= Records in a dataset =
──────────

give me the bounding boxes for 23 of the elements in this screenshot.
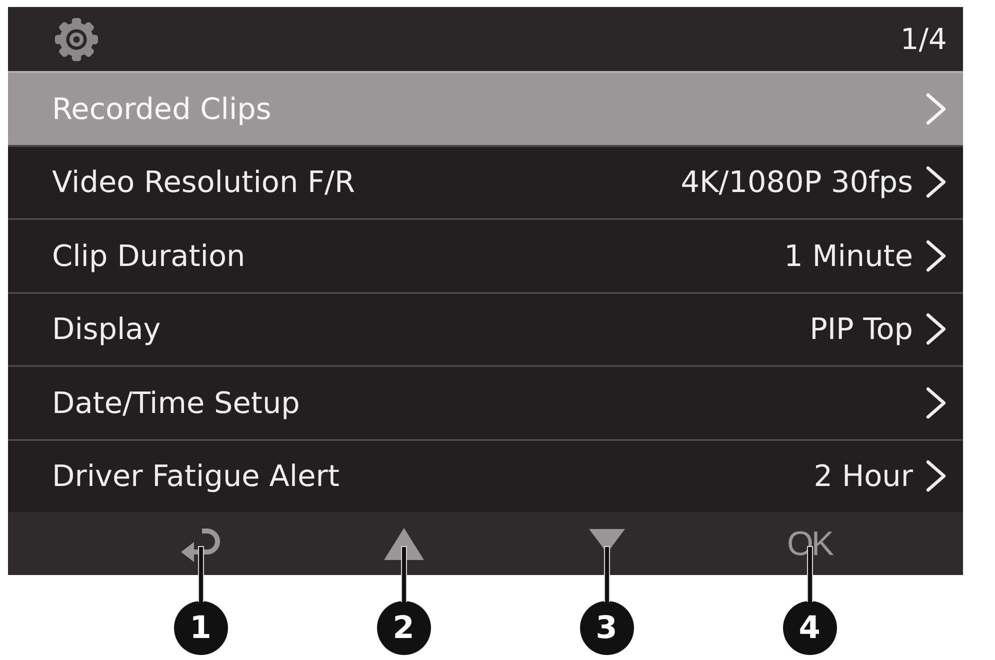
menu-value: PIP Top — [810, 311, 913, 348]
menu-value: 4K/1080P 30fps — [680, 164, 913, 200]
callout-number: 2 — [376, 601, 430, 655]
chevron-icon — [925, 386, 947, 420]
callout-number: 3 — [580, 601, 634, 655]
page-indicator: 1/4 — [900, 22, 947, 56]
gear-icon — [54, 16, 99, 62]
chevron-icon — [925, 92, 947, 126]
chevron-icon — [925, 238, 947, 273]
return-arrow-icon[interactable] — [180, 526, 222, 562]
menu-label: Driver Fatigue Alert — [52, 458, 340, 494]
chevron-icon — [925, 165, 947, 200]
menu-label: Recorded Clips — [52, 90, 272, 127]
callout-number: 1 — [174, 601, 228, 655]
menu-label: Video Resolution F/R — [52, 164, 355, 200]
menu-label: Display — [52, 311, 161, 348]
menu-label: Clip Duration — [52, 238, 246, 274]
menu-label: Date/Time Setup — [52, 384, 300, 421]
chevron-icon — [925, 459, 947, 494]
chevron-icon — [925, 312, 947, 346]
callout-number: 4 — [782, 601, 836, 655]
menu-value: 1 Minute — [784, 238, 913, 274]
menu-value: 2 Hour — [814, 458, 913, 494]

──────────

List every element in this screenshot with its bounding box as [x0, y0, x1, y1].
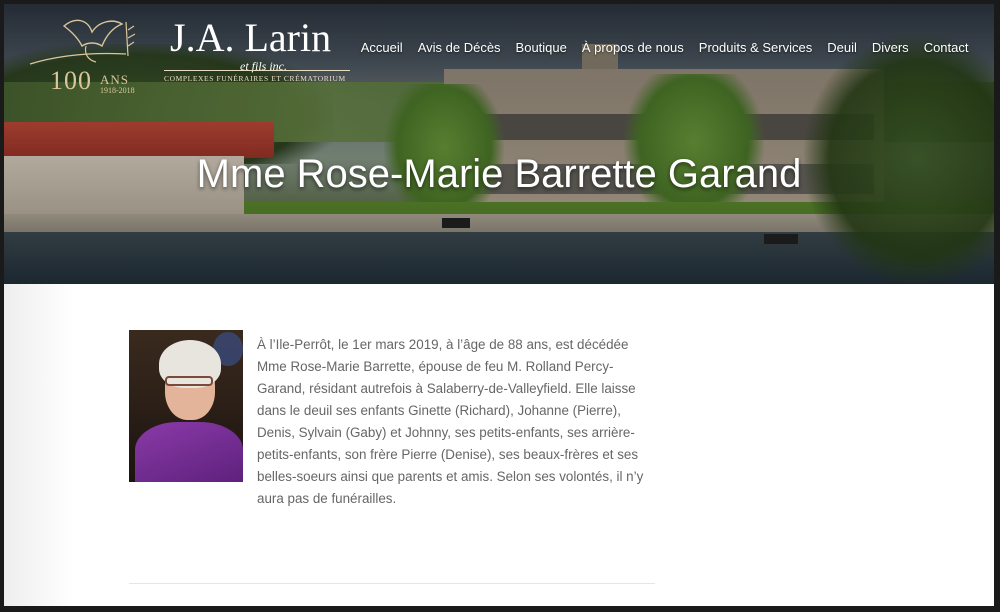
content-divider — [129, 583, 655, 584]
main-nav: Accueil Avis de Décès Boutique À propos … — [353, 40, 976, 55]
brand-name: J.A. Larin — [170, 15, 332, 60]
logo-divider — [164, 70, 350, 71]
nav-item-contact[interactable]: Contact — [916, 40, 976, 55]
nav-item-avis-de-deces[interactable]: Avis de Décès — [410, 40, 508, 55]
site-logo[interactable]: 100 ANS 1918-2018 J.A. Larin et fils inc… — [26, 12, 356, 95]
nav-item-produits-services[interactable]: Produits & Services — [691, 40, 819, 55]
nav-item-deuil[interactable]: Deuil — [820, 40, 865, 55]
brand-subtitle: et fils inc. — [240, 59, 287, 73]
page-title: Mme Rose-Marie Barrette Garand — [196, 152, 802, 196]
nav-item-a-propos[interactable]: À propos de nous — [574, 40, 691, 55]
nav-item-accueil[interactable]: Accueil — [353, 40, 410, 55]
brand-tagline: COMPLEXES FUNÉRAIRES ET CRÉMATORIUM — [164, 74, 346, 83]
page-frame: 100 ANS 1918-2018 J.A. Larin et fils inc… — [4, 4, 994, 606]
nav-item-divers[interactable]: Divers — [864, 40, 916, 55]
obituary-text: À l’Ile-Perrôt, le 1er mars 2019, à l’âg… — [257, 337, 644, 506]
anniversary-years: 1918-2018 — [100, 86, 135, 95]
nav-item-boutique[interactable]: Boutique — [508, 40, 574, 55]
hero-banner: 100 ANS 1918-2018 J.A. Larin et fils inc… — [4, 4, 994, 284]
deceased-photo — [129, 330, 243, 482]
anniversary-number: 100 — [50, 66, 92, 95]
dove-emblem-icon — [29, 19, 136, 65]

──────────

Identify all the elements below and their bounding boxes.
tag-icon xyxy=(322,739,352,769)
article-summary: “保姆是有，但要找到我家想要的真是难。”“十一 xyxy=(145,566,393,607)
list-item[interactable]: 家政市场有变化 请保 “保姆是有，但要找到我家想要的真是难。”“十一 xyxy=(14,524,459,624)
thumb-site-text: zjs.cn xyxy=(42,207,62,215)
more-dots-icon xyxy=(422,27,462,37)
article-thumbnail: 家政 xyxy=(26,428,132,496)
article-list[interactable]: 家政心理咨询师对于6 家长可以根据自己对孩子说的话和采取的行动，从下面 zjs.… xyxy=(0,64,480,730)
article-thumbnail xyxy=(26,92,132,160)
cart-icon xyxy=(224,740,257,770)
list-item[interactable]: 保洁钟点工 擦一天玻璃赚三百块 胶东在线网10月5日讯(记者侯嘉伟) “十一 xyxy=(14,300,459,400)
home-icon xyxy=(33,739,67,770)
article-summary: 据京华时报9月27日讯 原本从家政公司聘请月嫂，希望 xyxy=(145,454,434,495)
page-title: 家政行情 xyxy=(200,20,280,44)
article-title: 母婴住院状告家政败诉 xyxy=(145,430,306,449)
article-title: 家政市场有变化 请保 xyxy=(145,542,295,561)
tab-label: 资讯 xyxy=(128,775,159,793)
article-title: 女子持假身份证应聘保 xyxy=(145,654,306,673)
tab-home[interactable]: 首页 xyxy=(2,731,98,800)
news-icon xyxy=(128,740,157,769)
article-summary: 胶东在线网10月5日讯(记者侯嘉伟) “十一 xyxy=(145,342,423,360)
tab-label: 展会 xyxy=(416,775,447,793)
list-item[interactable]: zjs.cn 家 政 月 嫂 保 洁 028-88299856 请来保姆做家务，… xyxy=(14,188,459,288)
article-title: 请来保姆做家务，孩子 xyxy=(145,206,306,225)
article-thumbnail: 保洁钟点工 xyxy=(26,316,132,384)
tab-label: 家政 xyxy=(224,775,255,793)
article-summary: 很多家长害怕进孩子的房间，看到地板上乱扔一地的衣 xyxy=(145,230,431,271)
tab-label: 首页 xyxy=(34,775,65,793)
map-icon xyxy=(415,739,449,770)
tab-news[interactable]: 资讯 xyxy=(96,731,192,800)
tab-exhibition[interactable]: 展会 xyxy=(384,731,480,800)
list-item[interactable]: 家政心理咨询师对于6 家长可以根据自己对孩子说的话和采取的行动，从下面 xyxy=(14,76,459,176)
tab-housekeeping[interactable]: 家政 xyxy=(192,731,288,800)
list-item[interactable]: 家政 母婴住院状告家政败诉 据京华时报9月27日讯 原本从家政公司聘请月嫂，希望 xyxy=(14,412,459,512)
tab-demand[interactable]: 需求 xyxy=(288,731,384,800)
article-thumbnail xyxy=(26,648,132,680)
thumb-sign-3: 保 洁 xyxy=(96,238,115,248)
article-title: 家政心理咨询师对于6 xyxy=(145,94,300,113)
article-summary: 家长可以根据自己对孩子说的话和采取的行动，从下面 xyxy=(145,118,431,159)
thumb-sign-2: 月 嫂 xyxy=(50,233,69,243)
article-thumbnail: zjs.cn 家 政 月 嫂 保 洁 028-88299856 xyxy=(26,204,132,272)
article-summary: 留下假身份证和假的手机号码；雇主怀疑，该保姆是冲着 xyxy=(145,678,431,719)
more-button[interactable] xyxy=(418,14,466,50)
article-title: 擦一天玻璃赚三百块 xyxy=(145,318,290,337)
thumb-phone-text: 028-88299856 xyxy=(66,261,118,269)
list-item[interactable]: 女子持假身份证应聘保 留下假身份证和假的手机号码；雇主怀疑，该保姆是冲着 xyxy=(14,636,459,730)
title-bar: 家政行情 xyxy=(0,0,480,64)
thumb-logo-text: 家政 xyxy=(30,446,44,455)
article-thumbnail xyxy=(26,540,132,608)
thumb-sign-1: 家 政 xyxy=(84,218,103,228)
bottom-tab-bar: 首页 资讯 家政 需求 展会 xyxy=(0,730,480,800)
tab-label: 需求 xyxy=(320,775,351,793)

──────────

Update the listing from the line with "content-divider — [129, 583, 655, 584]" through the line with "nav-item-avis-de-deces[interactable]: Avis de", putting "brand-divider" in place of "logo-divider" and leaving everything else unchanged. Give back only those lines.

content-divider — [129, 583, 655, 584]
main-nav: Accueil Avis de Décès Boutique À propos … — [353, 40, 976, 55]
brand-name: J.A. Larin — [170, 15, 332, 60]
brand-divider — [164, 70, 350, 71]
nav-item-contact[interactable]: Contact — [916, 40, 976, 55]
nav-item-avis-de-deces[interactable]: Avis de Décès — [410, 40, 508, 55]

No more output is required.